- What the task asks
Find the lines that hold the word "this" and return them.

- Data excerpts

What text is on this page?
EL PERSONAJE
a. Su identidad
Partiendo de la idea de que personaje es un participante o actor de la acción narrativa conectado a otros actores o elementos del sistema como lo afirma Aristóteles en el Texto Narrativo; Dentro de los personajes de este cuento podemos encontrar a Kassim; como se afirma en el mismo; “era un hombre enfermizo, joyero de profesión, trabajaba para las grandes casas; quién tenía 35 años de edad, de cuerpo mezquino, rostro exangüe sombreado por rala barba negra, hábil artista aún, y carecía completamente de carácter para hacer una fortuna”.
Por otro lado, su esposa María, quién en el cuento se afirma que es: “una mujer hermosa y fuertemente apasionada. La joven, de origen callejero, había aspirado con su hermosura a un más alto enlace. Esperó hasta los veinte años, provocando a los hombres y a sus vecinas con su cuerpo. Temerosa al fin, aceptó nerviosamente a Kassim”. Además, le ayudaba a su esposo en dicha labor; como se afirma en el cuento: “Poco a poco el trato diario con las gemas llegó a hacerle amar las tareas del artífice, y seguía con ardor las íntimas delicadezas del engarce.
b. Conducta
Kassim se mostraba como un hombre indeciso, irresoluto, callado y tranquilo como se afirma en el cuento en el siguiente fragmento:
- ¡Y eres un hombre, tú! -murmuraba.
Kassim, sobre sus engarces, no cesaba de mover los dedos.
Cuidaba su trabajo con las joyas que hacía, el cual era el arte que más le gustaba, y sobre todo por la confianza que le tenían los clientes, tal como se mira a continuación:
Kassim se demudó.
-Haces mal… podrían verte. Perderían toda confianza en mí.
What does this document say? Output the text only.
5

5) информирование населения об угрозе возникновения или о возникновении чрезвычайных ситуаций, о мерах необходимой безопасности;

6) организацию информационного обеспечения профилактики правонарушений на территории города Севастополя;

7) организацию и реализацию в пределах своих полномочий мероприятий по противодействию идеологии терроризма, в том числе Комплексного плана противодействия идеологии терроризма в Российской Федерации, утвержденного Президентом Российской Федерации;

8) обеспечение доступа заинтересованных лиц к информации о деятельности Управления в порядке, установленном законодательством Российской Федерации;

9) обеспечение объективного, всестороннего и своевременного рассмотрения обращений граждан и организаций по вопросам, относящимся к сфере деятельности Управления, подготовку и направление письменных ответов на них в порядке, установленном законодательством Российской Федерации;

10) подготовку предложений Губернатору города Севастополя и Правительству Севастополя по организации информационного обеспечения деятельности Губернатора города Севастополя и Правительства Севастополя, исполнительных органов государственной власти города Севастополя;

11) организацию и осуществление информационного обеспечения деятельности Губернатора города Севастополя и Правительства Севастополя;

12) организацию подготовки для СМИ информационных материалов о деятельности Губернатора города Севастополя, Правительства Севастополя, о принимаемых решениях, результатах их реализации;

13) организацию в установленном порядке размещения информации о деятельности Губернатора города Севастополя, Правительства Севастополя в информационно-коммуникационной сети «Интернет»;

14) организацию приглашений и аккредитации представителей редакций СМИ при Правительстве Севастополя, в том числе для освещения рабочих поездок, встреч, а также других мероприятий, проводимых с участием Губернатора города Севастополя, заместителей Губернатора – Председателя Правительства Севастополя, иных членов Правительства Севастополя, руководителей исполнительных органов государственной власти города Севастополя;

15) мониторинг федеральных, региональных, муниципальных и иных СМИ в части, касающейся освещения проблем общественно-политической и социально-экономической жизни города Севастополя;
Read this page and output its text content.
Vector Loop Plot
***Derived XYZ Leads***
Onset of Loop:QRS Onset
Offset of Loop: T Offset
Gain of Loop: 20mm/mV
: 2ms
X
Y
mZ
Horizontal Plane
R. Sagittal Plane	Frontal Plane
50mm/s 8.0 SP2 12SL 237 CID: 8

- Problem solution
What text is on this page?
What does this document say? Output the text only.
Read this page and output its text content.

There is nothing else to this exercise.